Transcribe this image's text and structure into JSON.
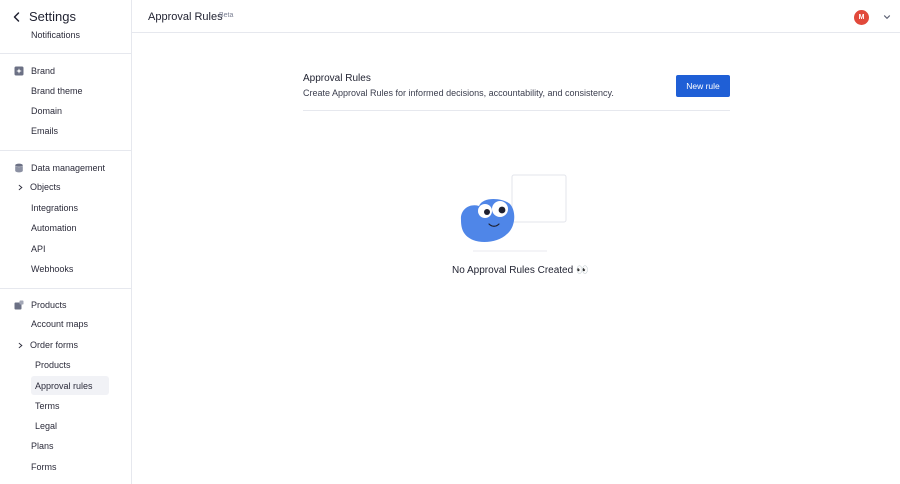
{
  "sidebar": {
    "title": "Settings",
    "notifications": "Notifications",
    "brand": {
      "section": "Brand",
      "items": [
        "Brand theme",
        "Domain",
        "Emails"
      ]
    },
    "data_management": {
      "section": "Data management",
      "objects": "Objects",
      "items": [
        "Integrations",
        "Automation",
        "API",
        "Webhooks"
      ]
    },
    "products": {
      "section": "Products",
      "account_maps": "Account maps",
      "order_forms": "Order forms",
      "sub_items": [
        "Products",
        "Approval rules",
        "Terms",
        "Legal"
      ],
      "items_after": [
        "Plans",
        "Forms"
      ]
    }
  },
  "topbar": {
    "title": "Approval Rules",
    "badge": "Beta",
    "avatar_initials": "M"
  },
  "content": {
    "title": "Approval Rules",
    "description": "Create Approval Rules for informed decisions, accountability, and consistency.",
    "new_rule_label": "New rule",
    "empty_state": "No Approval Rules Created 👀"
  },
  "colors": {
    "accent": "#1f5fd6",
    "avatar": "#e1493b",
    "mascot": "#4f86e8"
  }
}
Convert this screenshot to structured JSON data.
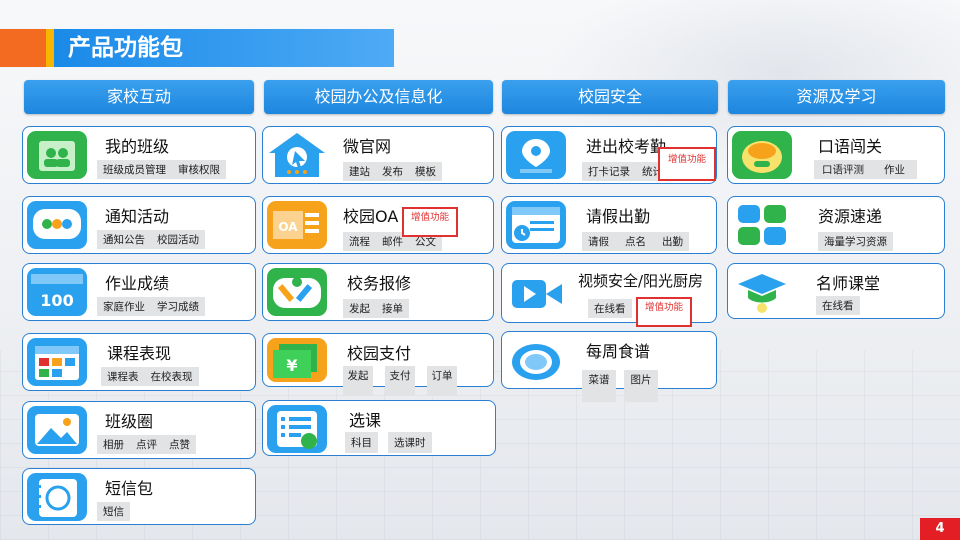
{
  "page_title": "产品功能包",
  "page_number": "4",
  "columns": [
    {
      "header": "家校互动"
    },
    {
      "header": "校园办公及信息化"
    },
    {
      "header": "校园安全"
    },
    {
      "header": "资源及学习"
    }
  ],
  "addon_label": "增值功能",
  "cards": {
    "my_class": {
      "title": "我的班级",
      "tags": [
        "班级成员管理",
        "审核权限"
      ]
    },
    "notice": {
      "title": "通知活动",
      "tags": [
        "通知公告",
        "校园活动"
      ]
    },
    "homework": {
      "title": "作业成绩",
      "tags": [
        "家庭作业",
        "学习成绩"
      ]
    },
    "course": {
      "title": "课程表现",
      "tags": [
        "课程表",
        "在校表现"
      ]
    },
    "circle": {
      "title": "班级圈",
      "tags": [
        "相册",
        "点评",
        "点赞"
      ]
    },
    "sms": {
      "title": "短信包",
      "tags": [
        "短信"
      ]
    },
    "website": {
      "title": "微官网",
      "tags": [
        "建站",
        "发布",
        "模板"
      ]
    },
    "oa": {
      "title": "校园OA",
      "tags": [
        "流程",
        "邮件",
        "公文"
      ]
    },
    "repair": {
      "title": "校务报修",
      "tags": [
        "发起",
        "接单"
      ]
    },
    "pay": {
      "title": "校园支付",
      "tags": [
        "发起",
        "支付",
        "订单"
      ]
    },
    "select": {
      "title": "选课",
      "tags": [
        "科目",
        "选课时"
      ]
    },
    "attendance": {
      "title": "进出校考勤",
      "tags": [
        "打卡记录",
        "统计"
      ]
    },
    "leave": {
      "title": "请假出勤",
      "tags": [
        "请假",
        "点名",
        "出勤"
      ]
    },
    "video": {
      "title": "视频安全/阳光厨房",
      "tags": [
        "在线看"
      ]
    },
    "menu": {
      "title": "每周食谱",
      "tags": [
        "菜谱",
        "图片"
      ]
    },
    "oral": {
      "title": "口语闯关",
      "tags": [
        "口语评测",
        "作业"
      ]
    },
    "resource": {
      "title": "资源速递",
      "tags": [
        "海量学习资源"
      ]
    },
    "teacher": {
      "title": "名师课堂",
      "tags": [
        "在线看"
      ]
    }
  },
  "icon_colors": {
    "blue": "#2aa1ee",
    "green": "#2fb34a",
    "orange": "#f7a21b",
    "red": "#e03030"
  }
}
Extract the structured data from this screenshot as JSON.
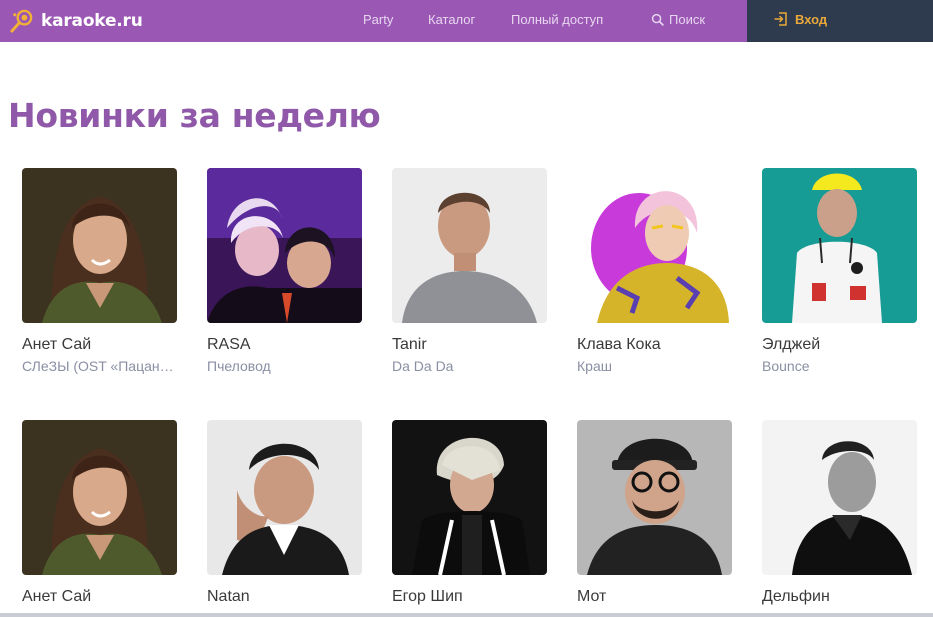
{
  "header": {
    "logo_text": "karaoke.ru",
    "nav": {
      "party": "Party",
      "catalog": "Каталог",
      "full_access": "Полный доступ",
      "search": "Поиск"
    },
    "login": "Вход"
  },
  "colors": {
    "header_purple": "#9a58b4",
    "login_bg": "#2e3a4d",
    "login_accent": "#e9a83a",
    "title_purple": "#8f58a8",
    "song_gray": "#8a8fa3"
  },
  "section": {
    "title": "Новинки за неделю"
  },
  "rows": [
    [
      {
        "artist": "Анет Сай",
        "song": "СЛеЗЫ (OST «Пацанки»)"
      },
      {
        "artist": "RASA",
        "song": "Пчеловод"
      },
      {
        "artist": "Tanir",
        "song": "Da Da Da"
      },
      {
        "artist": "Клава Кока",
        "song": "Краш"
      },
      {
        "artist": "Элджей",
        "song": "Bounce"
      }
    ],
    [
      {
        "artist": "Анет Сай",
        "song": ""
      },
      {
        "artist": "Natan",
        "song": ""
      },
      {
        "artist": "Егор Шип",
        "song": ""
      },
      {
        "artist": "Мот",
        "song": ""
      },
      {
        "artist": "Дельфин",
        "song": ""
      }
    ]
  ]
}
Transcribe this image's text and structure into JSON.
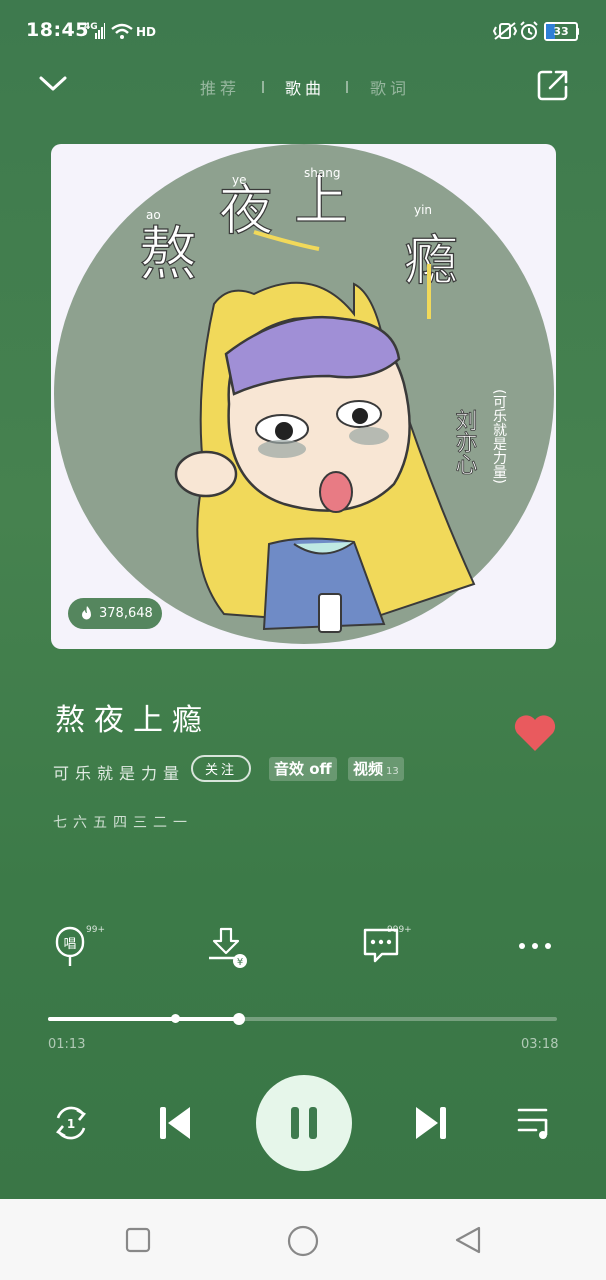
{
  "status_bar": {
    "time": "18:45",
    "network": "4G",
    "wifi_badge": "HD",
    "battery": "33"
  },
  "top_nav": {
    "tabs": [
      {
        "label": "推荐",
        "active": false
      },
      {
        "label": "歌曲",
        "active": true
      },
      {
        "label": "歌词",
        "active": false
      }
    ]
  },
  "cover": {
    "heat_count": "378,648"
  },
  "song": {
    "title": "熬夜上瘾",
    "artist": "可乐就是力量",
    "follow_label": "关注",
    "sound_effect_label": "音效 off",
    "video_label": "视频",
    "video_count": "13",
    "lyric_line": "七六五四三二一"
  },
  "actions": {
    "sing_icon_text": "唱",
    "sing_badge": "99+",
    "comment_badge": "999+"
  },
  "progress": {
    "current": "01:13",
    "total": "03:18",
    "fraction": 0.375
  },
  "colors": {
    "background": "#3e7a4e",
    "like": "#e95a5e",
    "play_button": "#e6f6ea"
  },
  "icons": [
    "chevron-down-icon",
    "share-icon",
    "flame-icon",
    "heart-icon",
    "microphone-icon",
    "download-icon",
    "comment-icon",
    "more-icon",
    "repeat-one-icon",
    "previous-icon",
    "pause-icon",
    "next-icon",
    "playlist-icon",
    "recent-apps-icon",
    "home-icon",
    "back-icon"
  ]
}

***

## [The problem]
Make a verbatim copy of all the entries and strip out the pictures.

## [Exercise result]
Transcribe this image's text and structure into JSON.
{
  "sidebar": {
    "title": "Settings",
    "notifications": "Notifications",
    "brand": {
      "section": "Brand",
      "items": [
        "Brand theme",
        "Domain",
        "Emails"
      ]
    },
    "data_management": {
      "section": "Data management",
      "objects": "Objects",
      "items": [
        "Integrations",
        "Automation",
        "API",
        "Webhooks"
      ]
    },
    "products": {
      "section": "Products",
      "account_maps": "Account maps",
      "order_forms": "Order forms",
      "sub_items": [
        "Products",
        "Approval rules",
        "Terms",
        "Legal"
      ],
      "items_after": [
        "Plans",
        "Forms"
      ]
    }
  },
  "topbar": {
    "title": "Approval Rules",
    "badge": "Beta",
    "avatar_initials": "M"
  },
  "content": {
    "title": "Approval Rules",
    "description": "Create Approval Rules for informed decisions, accountability, and consistency.",
    "new_rule_label": "New rule",
    "empty_state": "No Approval Rules Created 👀"
  },
  "colors": {
    "accent": "#1f5fd6",
    "avatar": "#e1493b",
    "mascot": "#4f86e8"
  }
}
Convert this screenshot to structured JSON data.
{
  "page_title": "产品功能包",
  "page_number": "4",
  "columns": [
    {
      "header": "家校互动"
    },
    {
      "header": "校园办公及信息化"
    },
    {
      "header": "校园安全"
    },
    {
      "header": "资源及学习"
    }
  ],
  "addon_label": "增值功能",
  "cards": {
    "my_class": {
      "title": "我的班级",
      "tags": [
        "班级成员管理",
        "审核权限"
      ]
    },
    "notice": {
      "title": "通知活动",
      "tags": [
        "通知公告",
        "校园活动"
      ]
    },
    "homework": {
      "title": "作业成绩",
      "tags": [
        "家庭作业",
        "学习成绩"
      ]
    },
    "course": {
      "title": "课程表现",
      "tags": [
        "课程表",
        "在校表现"
      ]
    },
    "circle": {
      "title": "班级圈",
      "tags": [
        "相册",
        "点评",
        "点赞"
      ]
    },
    "sms": {
      "title": "短信包",
      "tags": [
        "短信"
      ]
    },
    "website": {
      "title": "微官网",
      "tags": [
        "建站",
        "发布",
        "模板"
      ]
    },
    "oa": {
      "title": "校园OA",
      "tags": [
        "流程",
        "邮件",
        "公文"
      ]
    },
    "repair": {
      "title": "校务报修",
      "tags": [
        "发起",
        "接单"
      ]
    },
    "pay": {
      "title": "校园支付",
      "tags": [
        "发起",
        "支付",
        "订单"
      ]
    },
    "select": {
      "title": "选课",
      "tags": [
        "科目",
        "选课时"
      ]
    },
    "attendance": {
      "title": "进出校考勤",
      "tags": [
        "打卡记录",
        "统计"
      ]
    },
    "leave": {
      "title": "请假出勤",
      "tags": [
        "请假",
        "点名",
        "出勤"
      ]
    },
    "video": {
      "title": "视频安全/阳光厨房",
      "tags": [
        "在线看"
      ]
    },
    "menu": {
      "title": "每周食谱",
      "tags": [
        "菜谱",
        "图片"
      ]
    },
    "oral": {
      "title": "口语闯关",
      "tags": [
        "口语评测",
        "作业"
      ]
    },
    "resource": {
      "title": "资源速递",
      "tags": [
        "海量学习资源"
      ]
    },
    "teacher": {
      "title": "名师课堂",
      "tags": [
        "在线看"
      ]
    }
  },
  "icon_colors": {
    "blue": "#2aa1ee",
    "green": "#2fb34a",
    "orange": "#f7a21b",
    "red": "#e03030"
  }
}
Extract the structured data from this screenshot as JSON.
{
  "header": {
    "logo_text": "karaoke.ru",
    "nav": {
      "party": "Party",
      "catalog": "Каталог",
      "full_access": "Полный доступ",
      "search": "Поиск"
    },
    "login": "Вход"
  },
  "colors": {
    "header_purple": "#9a58b4",
    "login_bg": "#2e3a4d",
    "login_accent": "#e9a83a",
    "title_purple": "#8f58a8",
    "song_gray": "#8a8fa3"
  },
  "section": {
    "title": "Новинки за неделю"
  },
  "rows": [
    [
      {
        "artist": "Анет Сай",
        "song": "СЛеЗЫ (OST «Пацанки»)"
      },
      {
        "artist": "RASA",
        "song": "Пчеловод"
      },
      {
        "artist": "Tanir",
        "song": "Da Da Da"
      },
      {
        "artist": "Клава Кока",
        "song": "Краш"
      },
      {
        "artist": "Элджей",
        "song": "Bounce"
      }
    ],
    [
      {
        "artist": "Анет Сай",
        "song": ""
      },
      {
        "artist": "Natan",
        "song": ""
      },
      {
        "artist": "Егор Шип",
        "song": ""
      },
      {
        "artist": "Мот",
        "song": ""
      },
      {
        "artist": "Дельфин",
        "song": ""
      }
    ]
  ]
}
Transcribe this image's text and structure into JSON.
{
  "status_bar": {
    "time": "18:45",
    "network": "4G",
    "wifi_badge": "HD",
    "battery": "33"
  },
  "top_nav": {
    "tabs": [
      {
        "label": "推荐",
        "active": false
      },
      {
        "label": "歌曲",
        "active": true
      },
      {
        "label": "歌词",
        "active": false
      }
    ]
  },
  "cover": {
    "heat_count": "378,648"
  },
  "song": {
    "title": "熬夜上瘾",
    "artist": "可乐就是力量",
    "follow_label": "关注",
    "sound_effect_label": "音效 off",
    "video_label": "视频",
    "video_count": "13",
    "lyric_line": "七六五四三二一"
  },
  "actions": {
    "sing_icon_text": "唱",
    "sing_badge": "99+",
    "comment_badge": "999+"
  },
  "progress": {
    "current": "01:13",
    "total": "03:18",
    "fraction": 0.375
  },
  "colors": {
    "background": "#3e7a4e",
    "like": "#e95a5e",
    "play_button": "#e6f6ea"
  },
  "icons": [
    "chevron-down-icon",
    "share-icon",
    "flame-icon",
    "heart-icon",
    "microphone-icon",
    "download-icon",
    "comment-icon",
    "more-icon",
    "repeat-one-icon",
    "previous-icon",
    "pause-icon",
    "next-icon",
    "playlist-icon",
    "recent-apps-icon",
    "home-icon",
    "back-icon"
  ]
}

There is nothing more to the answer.